-- START RAW DATA --

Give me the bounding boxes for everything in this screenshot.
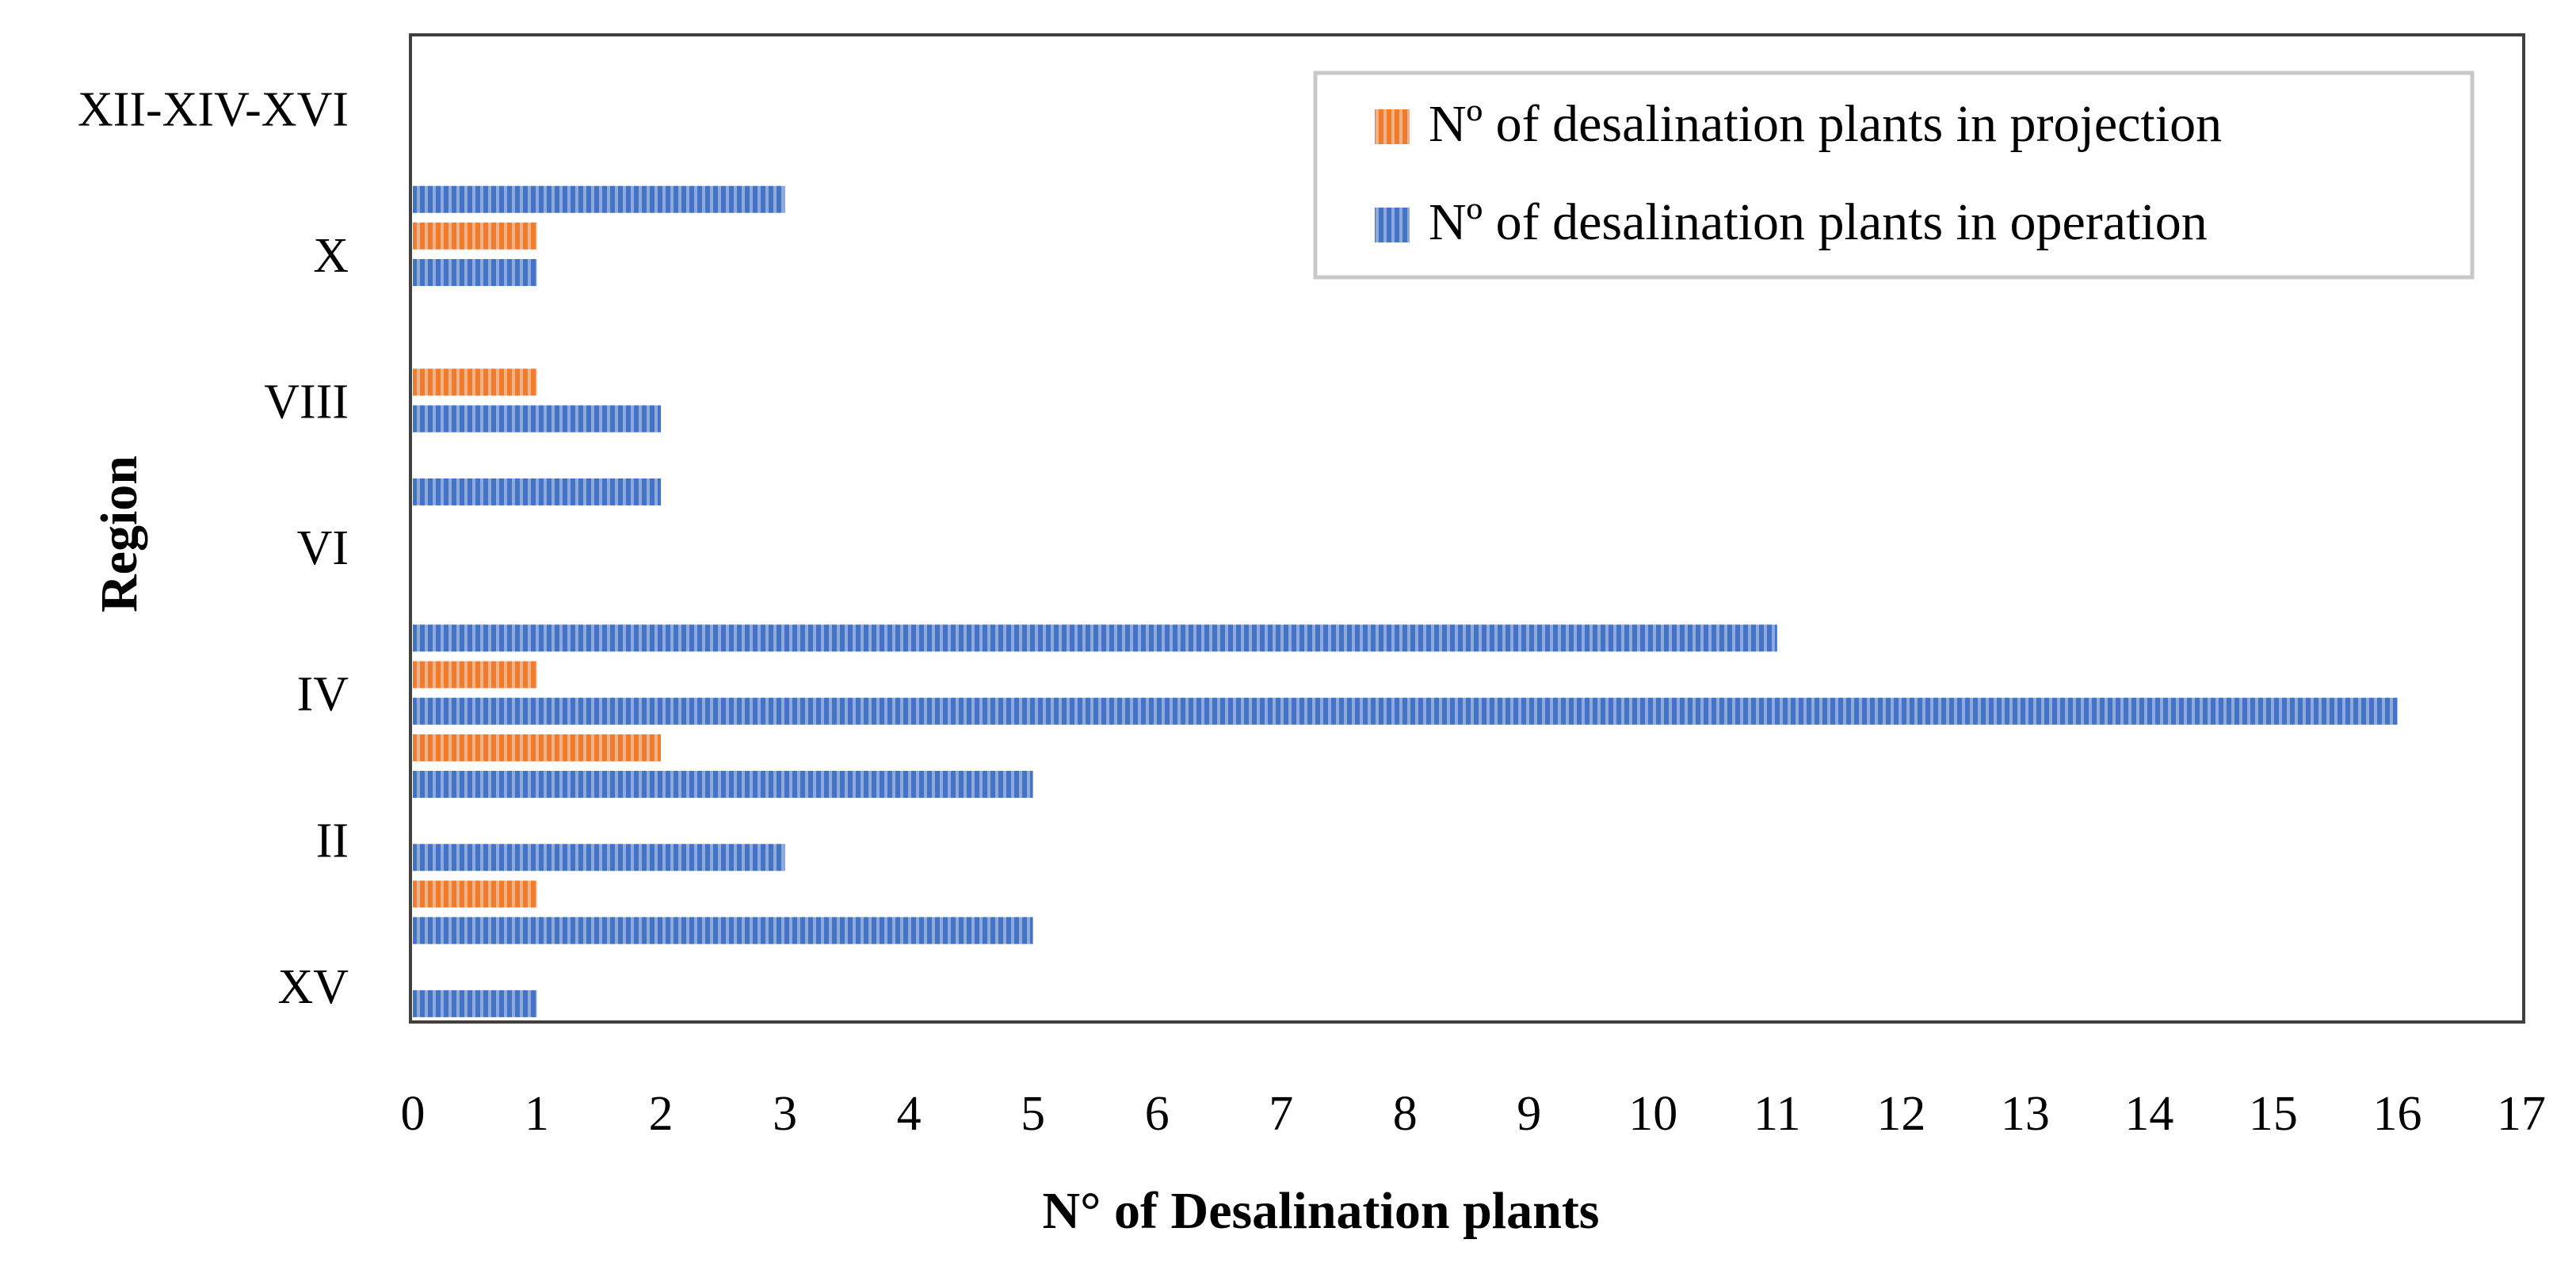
- bar-projection-7: [413, 661, 537, 688]
- bar-operation-4: [413, 771, 1033, 798]
- x-tick-label-4: 4: [897, 1087, 922, 1141]
- x-tick-label-14: 14: [2124, 1087, 2173, 1141]
- x-tick-label-11: 11: [1754, 1087, 1801, 1141]
- x-tick-label-8: 8: [1393, 1087, 1418, 1141]
- bar-projection-13: [413, 222, 537, 250]
- y-axis-title: Region: [90, 456, 148, 612]
- x-tick-label-16: 16: [2373, 1087, 2422, 1141]
- legend-swatch-projection: [1375, 109, 1410, 144]
- bars-group: [413, 185, 2398, 1017]
- bar-projection-2: [413, 880, 537, 908]
- x-tick-label-12: 12: [1876, 1087, 1925, 1141]
- x-axis-title: N° of Desalination plants: [1043, 1182, 1600, 1240]
- y-tick-label-4: VIII: [264, 376, 349, 429]
- bar-operation-9: [413, 478, 662, 505]
- x-tick-label-9: 9: [1517, 1087, 1541, 1141]
- bar-operation-14: [413, 185, 785, 213]
- legend-label-operation: Nº of desalination plants in operation: [1429, 193, 2208, 251]
- y-tick-label-1: II: [316, 814, 349, 868]
- x-tick-label-3: 3: [773, 1087, 797, 1141]
- bar-projection-11: [413, 368, 537, 396]
- bar-operation-1: [413, 917, 1033, 944]
- y-tick-label-0: XV: [277, 960, 349, 1014]
- x-tick-label-17: 17: [2497, 1087, 2546, 1141]
- x-tick-label-15: 15: [2249, 1087, 2298, 1141]
- y-tick-label-3: VI: [297, 521, 349, 575]
- bar-operation-6: [413, 697, 2398, 725]
- y-tick-labels: XV II IV VI VIII X XII-XIV-XVI: [78, 82, 349, 1014]
- legend-box: [1313, 71, 2475, 280]
- x-tick-label-6: 6: [1145, 1087, 1170, 1141]
- x-tick-label-7: 7: [1269, 1087, 1293, 1141]
- x-tick-label-10: 10: [1628, 1087, 1677, 1141]
- bar-operation-10: [413, 405, 662, 433]
- bar-projection-5: [413, 734, 662, 761]
- bar-operation-0: [413, 990, 537, 1017]
- x-tick-label-1: 1: [525, 1087, 549, 1141]
- bar-operation-8: [413, 624, 1777, 652]
- x-tick-labels: 0 1 2 3 4 5 6 7 8 9 10 11 12 13 14 15 16 17: [401, 1087, 2547, 1141]
- legend-swatch-operation: [1375, 208, 1410, 242]
- bar-operation-3: [413, 844, 785, 871]
- y-tick-label-2: IV: [297, 668, 349, 722]
- x-tick-label-5: 5: [1021, 1087, 1045, 1141]
- legend: Nº of desalination plants in projection …: [1313, 71, 2475, 280]
- y-tick-label-6: XII-XIV-XVI: [78, 82, 349, 136]
- bar-operation-12: [413, 259, 537, 286]
- x-tick-label-0: 0: [401, 1087, 426, 1141]
- x-tick-label-2: 2: [649, 1087, 674, 1141]
- x-tick-label-13: 13: [2001, 1087, 2050, 1141]
- y-tick-label-5: X: [313, 229, 349, 283]
- legend-label-projection: Nº of desalination plants in projection: [1429, 95, 2222, 153]
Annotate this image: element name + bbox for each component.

-- END RAW DATA --

EXERCISE TASK = Copy all of the records above line for line, leaving out the pictures.

ANSWER TO THE EXERCISE =
Give me the bounding boxes for everything in this screenshot.
- bar-projection-7: [413, 661, 537, 688]
- bar-operation-4: [413, 771, 1033, 798]
- x-tick-label-4: 4: [897, 1087, 922, 1141]
- x-tick-label-14: 14: [2124, 1087, 2173, 1141]
- x-tick-label-11: 11: [1754, 1087, 1801, 1141]
- x-tick-label-8: 8: [1393, 1087, 1418, 1141]
- bar-projection-13: [413, 222, 537, 250]
- y-axis-title: Region: [90, 456, 148, 612]
- x-tick-label-16: 16: [2373, 1087, 2422, 1141]
- legend-swatch-projection: [1375, 109, 1410, 144]
- bars-group: [413, 185, 2398, 1017]
- bar-projection-2: [413, 880, 537, 908]
- x-tick-label-12: 12: [1876, 1087, 1925, 1141]
- x-axis-title: N° of Desalination plants: [1043, 1182, 1600, 1240]
- y-tick-label-4: VIII: [264, 376, 349, 429]
- bar-operation-9: [413, 478, 662, 505]
- x-tick-label-9: 9: [1517, 1087, 1541, 1141]
- bar-operation-14: [413, 185, 785, 213]
- legend-label-operation: Nº of desalination plants in operation: [1429, 193, 2208, 251]
- y-tick-label-1: II: [316, 814, 349, 868]
- x-tick-label-3: 3: [773, 1087, 797, 1141]
- bar-projection-11: [413, 368, 537, 396]
- bar-operation-1: [413, 917, 1033, 944]
- y-tick-label-0: XV: [277, 960, 349, 1014]
- x-tick-label-17: 17: [2497, 1087, 2546, 1141]
- x-tick-label-15: 15: [2249, 1087, 2298, 1141]
- y-tick-label-3: VI: [297, 521, 349, 575]
- bar-operation-6: [413, 697, 2398, 725]
- y-tick-labels: XV II IV VI VIII X XII-XIV-XVI: [78, 82, 349, 1014]
- legend-box: [1313, 71, 2475, 280]
- x-tick-label-6: 6: [1145, 1087, 1170, 1141]
- x-tick-label-7: 7: [1269, 1087, 1293, 1141]
- x-tick-label-10: 10: [1628, 1087, 1677, 1141]
- bar-operation-10: [413, 405, 662, 433]
- bar-projection-5: [413, 734, 662, 761]
- bar-operation-0: [413, 990, 537, 1017]
- x-tick-label-1: 1: [525, 1087, 549, 1141]
- bar-operation-8: [413, 624, 1777, 652]
- x-tick-labels: 0 1 2 3 4 5 6 7 8 9 10 11 12 13 14 15 16 17: [401, 1087, 2547, 1141]
- legend-swatch-operation: [1375, 208, 1410, 242]
- bar-operation-3: [413, 844, 785, 871]
- y-tick-label-2: IV: [297, 668, 349, 722]
- x-tick-label-5: 5: [1021, 1087, 1045, 1141]
- legend: Nº of desalination plants in projection …: [1313, 71, 2475, 280]
- y-tick-label-6: XII-XIV-XVI: [78, 82, 349, 136]
- bar-operation-12: [413, 259, 537, 286]
- x-tick-label-0: 0: [401, 1087, 426, 1141]
- x-tick-label-2: 2: [649, 1087, 674, 1141]
- x-tick-label-13: 13: [2001, 1087, 2050, 1141]
- y-tick-label-5: X: [313, 229, 349, 283]
- legend-label-projection: Nº of desalination plants in projection: [1429, 95, 2222, 153]
Annotate this image: element name + bbox for each component.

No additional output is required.